● What to do: Copy out each line of the data that holds the word "text".
## Begin Exercise input
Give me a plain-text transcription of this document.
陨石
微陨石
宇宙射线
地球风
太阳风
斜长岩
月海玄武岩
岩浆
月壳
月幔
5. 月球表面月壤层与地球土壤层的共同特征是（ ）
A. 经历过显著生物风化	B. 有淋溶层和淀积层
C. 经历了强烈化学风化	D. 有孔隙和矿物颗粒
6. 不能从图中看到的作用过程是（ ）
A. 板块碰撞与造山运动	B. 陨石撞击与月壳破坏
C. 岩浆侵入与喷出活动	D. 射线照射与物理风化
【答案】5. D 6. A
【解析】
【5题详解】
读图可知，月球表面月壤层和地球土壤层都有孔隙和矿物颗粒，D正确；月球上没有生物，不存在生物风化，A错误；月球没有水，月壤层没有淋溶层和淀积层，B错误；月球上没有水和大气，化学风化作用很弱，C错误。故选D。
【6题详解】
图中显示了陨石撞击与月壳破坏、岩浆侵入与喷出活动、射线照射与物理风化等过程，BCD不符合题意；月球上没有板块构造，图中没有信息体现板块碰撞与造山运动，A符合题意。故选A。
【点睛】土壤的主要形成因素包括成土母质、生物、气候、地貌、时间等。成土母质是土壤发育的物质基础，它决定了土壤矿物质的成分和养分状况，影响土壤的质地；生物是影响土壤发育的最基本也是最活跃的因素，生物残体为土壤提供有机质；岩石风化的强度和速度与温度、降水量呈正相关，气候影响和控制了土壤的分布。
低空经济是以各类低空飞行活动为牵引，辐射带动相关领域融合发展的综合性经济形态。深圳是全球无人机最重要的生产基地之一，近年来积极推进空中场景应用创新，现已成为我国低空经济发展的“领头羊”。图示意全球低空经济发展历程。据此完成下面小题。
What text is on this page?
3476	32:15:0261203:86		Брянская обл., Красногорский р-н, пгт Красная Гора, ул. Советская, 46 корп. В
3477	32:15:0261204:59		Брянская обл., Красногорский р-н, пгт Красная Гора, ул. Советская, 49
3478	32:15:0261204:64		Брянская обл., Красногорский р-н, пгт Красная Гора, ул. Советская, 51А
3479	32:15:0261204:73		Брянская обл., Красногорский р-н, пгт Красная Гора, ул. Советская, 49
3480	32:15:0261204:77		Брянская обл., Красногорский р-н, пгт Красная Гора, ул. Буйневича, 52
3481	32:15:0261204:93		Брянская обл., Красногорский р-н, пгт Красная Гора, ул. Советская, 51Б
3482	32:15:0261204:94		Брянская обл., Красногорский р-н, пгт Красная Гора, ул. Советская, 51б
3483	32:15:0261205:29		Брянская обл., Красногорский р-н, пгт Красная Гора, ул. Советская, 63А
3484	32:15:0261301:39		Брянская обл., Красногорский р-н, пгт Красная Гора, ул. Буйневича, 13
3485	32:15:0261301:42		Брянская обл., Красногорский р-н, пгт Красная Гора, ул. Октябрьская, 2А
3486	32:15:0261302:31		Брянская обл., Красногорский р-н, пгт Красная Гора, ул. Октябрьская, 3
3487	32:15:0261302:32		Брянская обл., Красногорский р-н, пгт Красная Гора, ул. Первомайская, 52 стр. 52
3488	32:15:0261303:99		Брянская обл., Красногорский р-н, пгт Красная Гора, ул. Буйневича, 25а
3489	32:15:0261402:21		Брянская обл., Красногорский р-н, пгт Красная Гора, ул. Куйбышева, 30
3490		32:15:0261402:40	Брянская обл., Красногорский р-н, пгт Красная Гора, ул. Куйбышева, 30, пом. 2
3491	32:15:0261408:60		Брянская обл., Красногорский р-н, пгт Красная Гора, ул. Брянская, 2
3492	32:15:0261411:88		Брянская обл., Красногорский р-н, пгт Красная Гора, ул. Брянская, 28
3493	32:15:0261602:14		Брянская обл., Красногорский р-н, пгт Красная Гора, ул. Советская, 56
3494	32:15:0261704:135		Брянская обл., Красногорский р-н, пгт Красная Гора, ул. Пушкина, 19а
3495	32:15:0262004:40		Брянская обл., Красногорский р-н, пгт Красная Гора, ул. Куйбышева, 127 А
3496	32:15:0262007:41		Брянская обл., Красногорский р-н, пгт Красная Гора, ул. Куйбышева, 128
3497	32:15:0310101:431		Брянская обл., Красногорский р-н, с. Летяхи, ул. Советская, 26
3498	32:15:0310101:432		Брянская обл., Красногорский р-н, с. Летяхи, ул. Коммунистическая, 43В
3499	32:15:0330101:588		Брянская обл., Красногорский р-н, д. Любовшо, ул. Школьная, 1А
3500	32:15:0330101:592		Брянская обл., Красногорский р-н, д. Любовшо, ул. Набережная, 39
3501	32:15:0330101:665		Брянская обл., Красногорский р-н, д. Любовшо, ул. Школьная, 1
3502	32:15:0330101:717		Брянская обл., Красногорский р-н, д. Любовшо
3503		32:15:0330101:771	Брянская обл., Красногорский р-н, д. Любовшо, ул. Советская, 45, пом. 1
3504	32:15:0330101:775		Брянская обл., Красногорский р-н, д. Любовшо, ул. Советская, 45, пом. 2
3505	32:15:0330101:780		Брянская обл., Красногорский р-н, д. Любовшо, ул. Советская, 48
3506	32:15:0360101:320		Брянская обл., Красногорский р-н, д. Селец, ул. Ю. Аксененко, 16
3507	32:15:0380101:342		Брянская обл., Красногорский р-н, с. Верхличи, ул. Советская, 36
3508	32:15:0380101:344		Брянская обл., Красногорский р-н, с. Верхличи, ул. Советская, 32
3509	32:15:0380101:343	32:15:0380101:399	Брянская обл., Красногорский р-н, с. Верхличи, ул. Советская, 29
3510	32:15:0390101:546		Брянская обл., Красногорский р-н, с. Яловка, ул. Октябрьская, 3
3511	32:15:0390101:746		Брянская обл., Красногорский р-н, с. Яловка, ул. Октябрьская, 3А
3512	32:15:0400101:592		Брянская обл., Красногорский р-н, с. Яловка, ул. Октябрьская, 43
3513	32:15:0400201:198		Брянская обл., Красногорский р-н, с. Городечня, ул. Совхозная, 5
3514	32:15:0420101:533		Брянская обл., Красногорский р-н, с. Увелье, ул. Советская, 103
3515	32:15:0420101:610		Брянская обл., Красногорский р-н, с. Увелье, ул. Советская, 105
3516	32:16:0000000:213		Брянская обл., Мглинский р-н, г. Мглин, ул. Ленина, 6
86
## End Exercise input
● Answer:
Give me a plain-text transcription of this document.
What text is on this page?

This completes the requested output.